**Goal:** Locate each line below that includes "Brent" and reproduce it.

**Data rows:**
——
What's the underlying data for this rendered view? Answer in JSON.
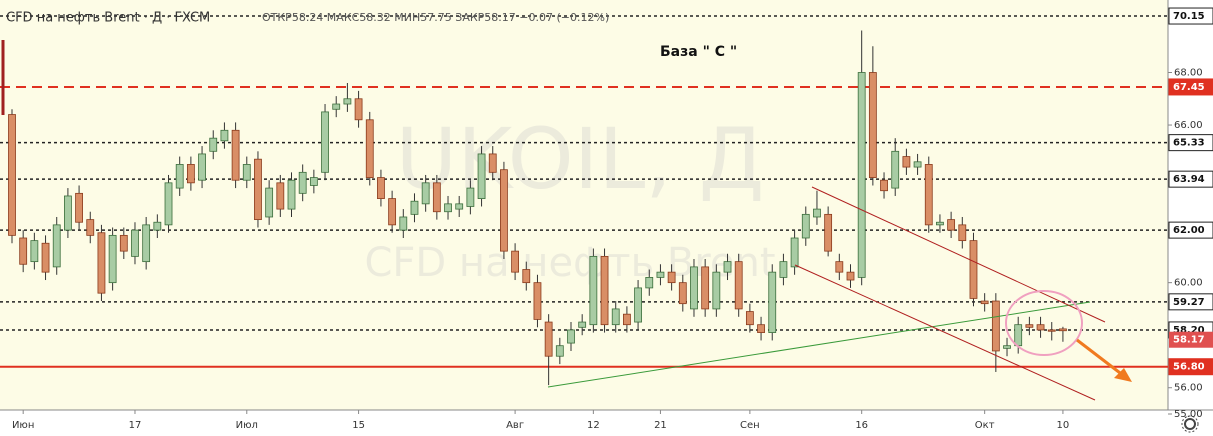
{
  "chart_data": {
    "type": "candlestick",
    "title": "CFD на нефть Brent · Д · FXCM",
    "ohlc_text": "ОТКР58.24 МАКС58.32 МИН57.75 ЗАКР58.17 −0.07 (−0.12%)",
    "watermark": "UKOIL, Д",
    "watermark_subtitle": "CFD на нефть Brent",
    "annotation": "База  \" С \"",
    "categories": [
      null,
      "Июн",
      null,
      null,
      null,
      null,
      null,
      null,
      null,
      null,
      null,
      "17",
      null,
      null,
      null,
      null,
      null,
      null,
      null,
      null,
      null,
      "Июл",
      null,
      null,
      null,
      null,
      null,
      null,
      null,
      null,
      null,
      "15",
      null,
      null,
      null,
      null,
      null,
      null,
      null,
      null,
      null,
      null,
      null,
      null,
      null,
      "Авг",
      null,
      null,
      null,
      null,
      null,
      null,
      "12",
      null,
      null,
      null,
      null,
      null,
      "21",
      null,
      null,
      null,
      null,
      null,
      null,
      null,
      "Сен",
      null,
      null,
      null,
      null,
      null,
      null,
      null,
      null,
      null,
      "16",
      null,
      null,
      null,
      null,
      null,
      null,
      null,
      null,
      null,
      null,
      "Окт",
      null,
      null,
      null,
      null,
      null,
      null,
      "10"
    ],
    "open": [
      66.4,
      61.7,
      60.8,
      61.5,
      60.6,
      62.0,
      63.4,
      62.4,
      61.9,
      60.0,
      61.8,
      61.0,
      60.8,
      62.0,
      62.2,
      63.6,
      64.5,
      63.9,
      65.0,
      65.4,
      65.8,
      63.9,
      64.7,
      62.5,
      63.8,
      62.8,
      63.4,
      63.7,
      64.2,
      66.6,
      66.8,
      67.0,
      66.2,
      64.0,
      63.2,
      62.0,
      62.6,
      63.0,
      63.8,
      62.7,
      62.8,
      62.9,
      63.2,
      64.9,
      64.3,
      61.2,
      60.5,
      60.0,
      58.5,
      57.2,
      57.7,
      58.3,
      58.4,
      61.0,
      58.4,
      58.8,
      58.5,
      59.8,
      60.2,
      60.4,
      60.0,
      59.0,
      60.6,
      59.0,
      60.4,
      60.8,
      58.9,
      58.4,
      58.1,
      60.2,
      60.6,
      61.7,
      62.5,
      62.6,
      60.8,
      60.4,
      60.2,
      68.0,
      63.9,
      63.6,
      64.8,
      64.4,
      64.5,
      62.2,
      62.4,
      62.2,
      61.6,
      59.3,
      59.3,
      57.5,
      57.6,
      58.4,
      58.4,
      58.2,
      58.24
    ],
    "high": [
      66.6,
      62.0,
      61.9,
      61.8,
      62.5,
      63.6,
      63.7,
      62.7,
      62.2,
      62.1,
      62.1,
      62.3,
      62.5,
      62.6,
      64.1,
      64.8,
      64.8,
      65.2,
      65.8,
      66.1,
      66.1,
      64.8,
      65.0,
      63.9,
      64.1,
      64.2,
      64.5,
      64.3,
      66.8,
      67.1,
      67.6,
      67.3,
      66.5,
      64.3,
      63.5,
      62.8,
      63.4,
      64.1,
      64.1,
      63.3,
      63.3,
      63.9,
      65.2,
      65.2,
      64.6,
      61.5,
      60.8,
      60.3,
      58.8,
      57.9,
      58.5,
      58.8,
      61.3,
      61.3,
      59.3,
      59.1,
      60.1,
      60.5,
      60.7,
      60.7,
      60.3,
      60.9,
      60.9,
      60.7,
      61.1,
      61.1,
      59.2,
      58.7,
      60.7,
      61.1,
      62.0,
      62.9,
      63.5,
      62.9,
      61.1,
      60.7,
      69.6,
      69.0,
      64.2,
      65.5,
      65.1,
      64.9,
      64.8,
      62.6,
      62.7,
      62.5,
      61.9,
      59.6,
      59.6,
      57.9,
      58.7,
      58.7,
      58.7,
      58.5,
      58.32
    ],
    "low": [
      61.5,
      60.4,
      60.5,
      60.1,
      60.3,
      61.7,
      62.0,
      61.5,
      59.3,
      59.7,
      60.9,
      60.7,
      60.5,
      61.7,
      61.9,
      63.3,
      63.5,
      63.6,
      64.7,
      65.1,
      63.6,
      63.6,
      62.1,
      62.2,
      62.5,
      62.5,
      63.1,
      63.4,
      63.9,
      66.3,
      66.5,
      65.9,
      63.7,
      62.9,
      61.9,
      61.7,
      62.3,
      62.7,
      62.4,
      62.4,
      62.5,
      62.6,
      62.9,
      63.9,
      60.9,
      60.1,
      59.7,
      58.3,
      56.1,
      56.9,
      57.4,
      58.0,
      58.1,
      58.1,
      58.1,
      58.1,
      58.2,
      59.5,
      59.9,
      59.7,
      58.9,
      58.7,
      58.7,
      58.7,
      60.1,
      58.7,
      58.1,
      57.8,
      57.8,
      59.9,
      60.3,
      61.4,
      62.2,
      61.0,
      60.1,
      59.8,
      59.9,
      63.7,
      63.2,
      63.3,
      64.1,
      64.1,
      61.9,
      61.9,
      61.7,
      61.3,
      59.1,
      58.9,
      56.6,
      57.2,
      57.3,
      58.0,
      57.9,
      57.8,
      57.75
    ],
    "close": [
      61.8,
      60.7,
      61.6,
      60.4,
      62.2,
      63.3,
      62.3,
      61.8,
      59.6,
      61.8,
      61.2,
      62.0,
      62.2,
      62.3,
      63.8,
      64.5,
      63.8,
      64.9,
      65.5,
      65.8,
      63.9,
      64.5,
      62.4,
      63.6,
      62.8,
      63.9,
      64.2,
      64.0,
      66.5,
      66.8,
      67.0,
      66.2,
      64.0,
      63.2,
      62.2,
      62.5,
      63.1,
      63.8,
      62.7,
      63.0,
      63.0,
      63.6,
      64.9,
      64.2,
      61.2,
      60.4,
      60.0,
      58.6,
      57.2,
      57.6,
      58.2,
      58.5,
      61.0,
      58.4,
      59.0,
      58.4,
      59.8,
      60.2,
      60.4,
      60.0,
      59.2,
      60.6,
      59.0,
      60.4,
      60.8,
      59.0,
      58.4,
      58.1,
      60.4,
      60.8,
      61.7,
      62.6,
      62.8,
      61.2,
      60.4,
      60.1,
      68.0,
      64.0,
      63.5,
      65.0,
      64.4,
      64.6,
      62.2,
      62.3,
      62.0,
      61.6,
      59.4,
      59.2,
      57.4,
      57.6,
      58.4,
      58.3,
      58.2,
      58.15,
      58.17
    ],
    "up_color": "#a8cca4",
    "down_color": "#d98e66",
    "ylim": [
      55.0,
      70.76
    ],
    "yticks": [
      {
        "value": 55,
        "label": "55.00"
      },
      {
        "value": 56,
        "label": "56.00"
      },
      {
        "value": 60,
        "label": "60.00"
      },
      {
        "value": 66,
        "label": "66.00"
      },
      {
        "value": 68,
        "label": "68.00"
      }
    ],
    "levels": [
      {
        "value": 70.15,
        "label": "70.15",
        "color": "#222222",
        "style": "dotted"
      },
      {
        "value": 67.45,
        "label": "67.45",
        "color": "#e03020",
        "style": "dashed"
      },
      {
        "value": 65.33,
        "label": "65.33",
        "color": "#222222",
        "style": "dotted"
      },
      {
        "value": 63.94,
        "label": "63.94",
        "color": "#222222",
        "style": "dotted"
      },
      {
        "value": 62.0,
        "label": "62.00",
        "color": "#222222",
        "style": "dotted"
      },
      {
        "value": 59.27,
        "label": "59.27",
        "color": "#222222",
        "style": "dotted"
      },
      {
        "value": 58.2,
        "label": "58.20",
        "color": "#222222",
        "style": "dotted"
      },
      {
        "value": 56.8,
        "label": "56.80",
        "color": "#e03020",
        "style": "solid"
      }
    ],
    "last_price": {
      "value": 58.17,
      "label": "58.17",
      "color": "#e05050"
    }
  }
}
——
**Exercise solution:**
    "title": "CFD на нефть Brent · Д · FXCM",
    "watermark_subtitle": "CFD на нефть Brent",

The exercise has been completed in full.